>> start EXTRACT

My hunch is that your Christian life and my Christian life look very similar: for one, we both live with Zahls; you live with David, and I live with myself. 2) We both have Muffin to make things better. 3) You have the L.L. Bean watch that I still want, and will one day have, etc.
The way we understand that very similar life (in the Body) is a little different, but, probably less and less so with each passing day, and even if the theological interpretations don't exactly line up, you'll still hopefully let me crash on your couch, so that we can eat Chinese food and watch Metropolitan with the commentary turned on, right? I sure hope so! JZ
Hey JAZ,
Thanks for another thought provoking entry. I would like to offer a suggestion to the above conversation. Y’all have been talking about the nature of prescriptive moral injunctions, and the possibility of human’s keeping ‘the law’. According to the view you describe, “prescription is always basically a big set-up for "repent and believe the Gospel". You says further, “If Jesus' command, and any other commandments in the Bible (especially given the nature of human reception of any kind of command as illuminated by Paul in Romans 7 famously) could simply be followed in the way that their imperative nature requires, then why did Jesus have to die, and so brutally at that? In what sense is Grace really grace, and forgiveness really forgiveness and mercy really mercy and love really love if those qualities are not a response to something that requires them?”

>> end EXTRACT

## WHAT IS EXPECTED:
Please return the passage of the comment thread between "My hunch is" and "day have, etc.", inclusive, copied word for word. The rows that come next have no connection to the comment thread.

>> start ROWS

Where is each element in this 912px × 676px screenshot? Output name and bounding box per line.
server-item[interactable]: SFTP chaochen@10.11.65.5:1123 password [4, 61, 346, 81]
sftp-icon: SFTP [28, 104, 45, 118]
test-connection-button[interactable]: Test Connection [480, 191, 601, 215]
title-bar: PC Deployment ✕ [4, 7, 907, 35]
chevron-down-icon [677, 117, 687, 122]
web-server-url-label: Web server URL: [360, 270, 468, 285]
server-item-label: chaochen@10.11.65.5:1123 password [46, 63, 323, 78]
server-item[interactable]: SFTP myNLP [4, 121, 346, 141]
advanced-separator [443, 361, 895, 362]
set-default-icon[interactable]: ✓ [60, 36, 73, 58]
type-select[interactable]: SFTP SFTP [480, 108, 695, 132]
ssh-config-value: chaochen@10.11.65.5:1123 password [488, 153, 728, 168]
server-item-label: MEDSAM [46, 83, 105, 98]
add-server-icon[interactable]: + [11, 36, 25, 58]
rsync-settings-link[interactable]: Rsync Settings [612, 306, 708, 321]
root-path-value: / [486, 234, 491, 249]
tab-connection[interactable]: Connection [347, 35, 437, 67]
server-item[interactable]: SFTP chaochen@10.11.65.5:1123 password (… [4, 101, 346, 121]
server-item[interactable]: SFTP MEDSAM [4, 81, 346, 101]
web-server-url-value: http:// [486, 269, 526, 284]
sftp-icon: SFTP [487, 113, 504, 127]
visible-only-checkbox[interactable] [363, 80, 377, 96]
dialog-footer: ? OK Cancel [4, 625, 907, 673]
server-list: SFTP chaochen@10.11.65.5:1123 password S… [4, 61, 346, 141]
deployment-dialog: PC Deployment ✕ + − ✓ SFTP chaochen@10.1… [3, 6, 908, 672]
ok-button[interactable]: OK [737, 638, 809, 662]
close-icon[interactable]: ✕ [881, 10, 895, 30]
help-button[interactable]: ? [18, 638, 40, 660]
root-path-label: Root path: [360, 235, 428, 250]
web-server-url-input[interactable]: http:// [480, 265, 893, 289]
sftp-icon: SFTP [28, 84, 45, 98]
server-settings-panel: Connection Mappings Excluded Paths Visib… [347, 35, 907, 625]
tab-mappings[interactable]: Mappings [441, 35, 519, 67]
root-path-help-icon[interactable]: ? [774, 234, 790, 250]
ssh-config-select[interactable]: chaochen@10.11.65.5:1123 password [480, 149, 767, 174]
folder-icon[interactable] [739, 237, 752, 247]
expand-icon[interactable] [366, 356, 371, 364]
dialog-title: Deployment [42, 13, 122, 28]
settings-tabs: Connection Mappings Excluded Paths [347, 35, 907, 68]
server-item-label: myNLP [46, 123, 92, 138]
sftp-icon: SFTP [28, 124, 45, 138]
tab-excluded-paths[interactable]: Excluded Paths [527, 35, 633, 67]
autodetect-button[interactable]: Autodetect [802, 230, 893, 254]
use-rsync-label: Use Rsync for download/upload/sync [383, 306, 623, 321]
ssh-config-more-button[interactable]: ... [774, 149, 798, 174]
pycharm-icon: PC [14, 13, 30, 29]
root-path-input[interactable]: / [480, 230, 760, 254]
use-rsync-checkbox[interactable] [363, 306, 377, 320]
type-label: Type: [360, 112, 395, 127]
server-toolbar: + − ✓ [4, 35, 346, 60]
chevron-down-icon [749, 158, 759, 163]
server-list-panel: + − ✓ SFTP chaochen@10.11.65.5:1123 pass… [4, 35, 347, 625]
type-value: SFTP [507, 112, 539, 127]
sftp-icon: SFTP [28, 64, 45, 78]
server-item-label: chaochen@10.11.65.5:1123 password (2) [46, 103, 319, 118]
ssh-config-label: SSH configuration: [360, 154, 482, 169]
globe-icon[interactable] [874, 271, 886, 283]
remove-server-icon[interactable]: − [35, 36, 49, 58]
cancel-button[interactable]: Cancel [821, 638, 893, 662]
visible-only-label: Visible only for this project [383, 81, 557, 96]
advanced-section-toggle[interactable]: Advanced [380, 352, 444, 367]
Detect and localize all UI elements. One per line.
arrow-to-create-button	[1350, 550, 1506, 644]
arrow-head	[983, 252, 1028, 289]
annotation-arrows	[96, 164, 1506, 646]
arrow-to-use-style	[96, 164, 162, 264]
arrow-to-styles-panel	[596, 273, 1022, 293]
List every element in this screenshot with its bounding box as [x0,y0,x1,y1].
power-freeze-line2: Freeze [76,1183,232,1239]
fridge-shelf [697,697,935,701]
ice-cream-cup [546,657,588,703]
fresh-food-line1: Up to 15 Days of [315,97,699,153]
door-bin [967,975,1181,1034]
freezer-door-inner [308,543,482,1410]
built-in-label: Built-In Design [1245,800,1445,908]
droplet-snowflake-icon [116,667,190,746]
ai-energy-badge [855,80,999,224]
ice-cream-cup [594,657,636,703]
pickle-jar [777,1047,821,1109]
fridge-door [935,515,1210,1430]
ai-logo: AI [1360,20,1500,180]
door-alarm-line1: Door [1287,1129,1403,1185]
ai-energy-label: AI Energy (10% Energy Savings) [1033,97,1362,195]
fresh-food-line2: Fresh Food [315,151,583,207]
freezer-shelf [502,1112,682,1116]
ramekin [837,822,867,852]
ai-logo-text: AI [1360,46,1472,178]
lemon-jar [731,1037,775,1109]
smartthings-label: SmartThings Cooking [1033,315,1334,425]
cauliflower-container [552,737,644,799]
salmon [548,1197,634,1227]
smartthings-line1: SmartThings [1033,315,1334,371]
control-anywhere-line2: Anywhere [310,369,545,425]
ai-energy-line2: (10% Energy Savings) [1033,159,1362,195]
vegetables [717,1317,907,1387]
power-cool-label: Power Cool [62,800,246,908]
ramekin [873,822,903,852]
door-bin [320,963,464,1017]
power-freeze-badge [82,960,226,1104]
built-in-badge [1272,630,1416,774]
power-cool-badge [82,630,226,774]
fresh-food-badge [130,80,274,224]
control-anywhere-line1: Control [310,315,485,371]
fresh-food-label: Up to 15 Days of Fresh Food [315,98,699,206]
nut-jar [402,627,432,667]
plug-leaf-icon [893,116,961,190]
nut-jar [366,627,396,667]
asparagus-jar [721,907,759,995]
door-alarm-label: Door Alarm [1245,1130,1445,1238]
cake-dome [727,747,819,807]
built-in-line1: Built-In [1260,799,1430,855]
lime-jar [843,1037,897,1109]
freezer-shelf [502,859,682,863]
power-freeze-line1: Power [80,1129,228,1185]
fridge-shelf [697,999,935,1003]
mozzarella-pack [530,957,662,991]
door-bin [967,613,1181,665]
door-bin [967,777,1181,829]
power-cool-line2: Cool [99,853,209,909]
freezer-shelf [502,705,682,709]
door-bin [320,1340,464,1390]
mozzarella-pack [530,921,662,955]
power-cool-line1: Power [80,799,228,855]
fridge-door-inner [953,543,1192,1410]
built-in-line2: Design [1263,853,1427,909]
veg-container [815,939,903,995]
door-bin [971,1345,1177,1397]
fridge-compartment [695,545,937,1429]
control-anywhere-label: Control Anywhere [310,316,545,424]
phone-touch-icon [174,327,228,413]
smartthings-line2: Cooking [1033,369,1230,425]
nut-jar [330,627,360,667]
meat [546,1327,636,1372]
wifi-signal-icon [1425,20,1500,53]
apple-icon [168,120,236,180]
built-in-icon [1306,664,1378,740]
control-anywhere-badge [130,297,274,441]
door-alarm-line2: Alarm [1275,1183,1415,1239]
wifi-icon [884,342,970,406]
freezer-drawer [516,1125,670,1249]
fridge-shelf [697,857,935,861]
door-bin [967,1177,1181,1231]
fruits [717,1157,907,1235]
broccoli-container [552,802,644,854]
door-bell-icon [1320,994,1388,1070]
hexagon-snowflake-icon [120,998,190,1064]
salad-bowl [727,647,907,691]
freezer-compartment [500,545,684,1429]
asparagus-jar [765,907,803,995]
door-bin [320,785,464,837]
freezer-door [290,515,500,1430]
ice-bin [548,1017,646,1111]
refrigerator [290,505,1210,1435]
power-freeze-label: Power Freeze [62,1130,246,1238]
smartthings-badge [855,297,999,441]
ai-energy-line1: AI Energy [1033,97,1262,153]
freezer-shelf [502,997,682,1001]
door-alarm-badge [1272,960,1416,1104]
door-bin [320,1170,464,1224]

>> end ROWS

## CORRECT RESULT:
My hunch is that your Christian life and my Christian life look very similar: for one, we both live with Zahls; you live with David, and I live with myself. 2) We both have Muffin to make things better. 3) You have the L.L. Bean watch that I still want, and will one day have, etc.